> Task prompt: For the material that follows, list every line containing the word "vice".

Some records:
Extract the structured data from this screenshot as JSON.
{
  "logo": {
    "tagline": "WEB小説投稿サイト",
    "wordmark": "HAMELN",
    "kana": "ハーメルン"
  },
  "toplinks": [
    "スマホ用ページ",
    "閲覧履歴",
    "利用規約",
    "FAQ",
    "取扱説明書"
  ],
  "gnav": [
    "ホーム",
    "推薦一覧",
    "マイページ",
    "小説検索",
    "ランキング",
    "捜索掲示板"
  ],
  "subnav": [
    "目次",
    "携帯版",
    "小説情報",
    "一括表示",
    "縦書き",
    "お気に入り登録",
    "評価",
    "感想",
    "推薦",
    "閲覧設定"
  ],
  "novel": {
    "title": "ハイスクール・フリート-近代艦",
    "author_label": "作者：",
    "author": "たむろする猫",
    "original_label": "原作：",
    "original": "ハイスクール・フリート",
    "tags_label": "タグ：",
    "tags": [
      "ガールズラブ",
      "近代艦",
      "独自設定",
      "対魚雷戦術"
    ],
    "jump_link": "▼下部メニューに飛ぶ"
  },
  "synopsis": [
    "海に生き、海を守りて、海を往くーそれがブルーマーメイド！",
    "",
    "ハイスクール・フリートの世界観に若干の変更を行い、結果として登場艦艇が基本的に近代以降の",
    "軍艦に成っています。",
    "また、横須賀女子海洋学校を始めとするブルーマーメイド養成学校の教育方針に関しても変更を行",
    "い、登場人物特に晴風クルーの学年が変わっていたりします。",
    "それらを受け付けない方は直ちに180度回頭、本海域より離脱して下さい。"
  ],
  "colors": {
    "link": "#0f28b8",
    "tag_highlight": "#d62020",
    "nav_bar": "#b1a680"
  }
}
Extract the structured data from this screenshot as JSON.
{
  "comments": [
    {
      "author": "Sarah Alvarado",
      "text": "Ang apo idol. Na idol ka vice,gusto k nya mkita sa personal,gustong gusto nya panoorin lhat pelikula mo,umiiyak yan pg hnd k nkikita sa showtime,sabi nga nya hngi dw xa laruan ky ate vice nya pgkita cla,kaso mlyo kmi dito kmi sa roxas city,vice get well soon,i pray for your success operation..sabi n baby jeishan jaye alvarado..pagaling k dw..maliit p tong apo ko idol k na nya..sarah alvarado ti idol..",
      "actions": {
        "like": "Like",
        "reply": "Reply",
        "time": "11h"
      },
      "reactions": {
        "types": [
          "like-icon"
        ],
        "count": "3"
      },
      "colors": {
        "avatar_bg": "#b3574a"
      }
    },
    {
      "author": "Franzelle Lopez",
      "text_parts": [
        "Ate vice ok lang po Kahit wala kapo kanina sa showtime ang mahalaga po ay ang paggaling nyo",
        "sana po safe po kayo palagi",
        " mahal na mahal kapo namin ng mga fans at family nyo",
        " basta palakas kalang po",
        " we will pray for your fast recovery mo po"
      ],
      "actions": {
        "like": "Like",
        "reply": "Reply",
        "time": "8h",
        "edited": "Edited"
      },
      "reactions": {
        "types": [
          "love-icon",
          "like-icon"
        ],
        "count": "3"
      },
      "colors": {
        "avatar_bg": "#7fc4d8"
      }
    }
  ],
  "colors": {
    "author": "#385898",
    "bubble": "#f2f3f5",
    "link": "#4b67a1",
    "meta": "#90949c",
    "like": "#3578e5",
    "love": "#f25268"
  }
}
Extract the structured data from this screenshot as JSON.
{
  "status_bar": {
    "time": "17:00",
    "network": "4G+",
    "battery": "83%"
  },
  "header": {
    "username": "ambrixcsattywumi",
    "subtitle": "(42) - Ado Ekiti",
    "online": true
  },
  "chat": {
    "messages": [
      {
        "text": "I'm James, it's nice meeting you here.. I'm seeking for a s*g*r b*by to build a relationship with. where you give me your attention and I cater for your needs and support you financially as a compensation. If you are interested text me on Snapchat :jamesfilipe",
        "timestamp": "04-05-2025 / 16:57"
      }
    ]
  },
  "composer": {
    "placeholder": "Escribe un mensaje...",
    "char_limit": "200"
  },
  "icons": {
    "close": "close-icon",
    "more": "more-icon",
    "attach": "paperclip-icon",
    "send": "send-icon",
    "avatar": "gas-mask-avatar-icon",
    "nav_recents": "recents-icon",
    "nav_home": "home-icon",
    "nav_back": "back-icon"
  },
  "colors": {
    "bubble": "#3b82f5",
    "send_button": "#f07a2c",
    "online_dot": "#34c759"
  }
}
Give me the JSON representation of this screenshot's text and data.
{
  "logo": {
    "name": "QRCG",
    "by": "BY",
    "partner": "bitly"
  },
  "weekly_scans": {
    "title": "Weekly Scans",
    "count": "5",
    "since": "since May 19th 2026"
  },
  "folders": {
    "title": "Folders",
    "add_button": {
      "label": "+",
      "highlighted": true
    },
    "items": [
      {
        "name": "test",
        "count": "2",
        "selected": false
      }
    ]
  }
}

> Reply:
      "text": "Ang apo idol. Na idol ka vice,gusto k nya mkita sa personal,gustong gusto nya panoorin lhat pelikula mo,umiiyak yan pg hnd k nkikita sa showtime,sabi nga nya hngi dw xa laruan ky ate vice nya pgkita cla,kaso mlyo kmi dito kmi sa roxas city,vice get well soon,i pray for your success operation..sabi n baby jeishan jaye alvarado..pagaling k dw..maliit p tong apo ko idol k na nya..sarah alvarado ti idol..",
        "Ate vice ok lang po Kahit wala kapo kanina sa showtime ang mahalaga po ay ang paggaling nyo",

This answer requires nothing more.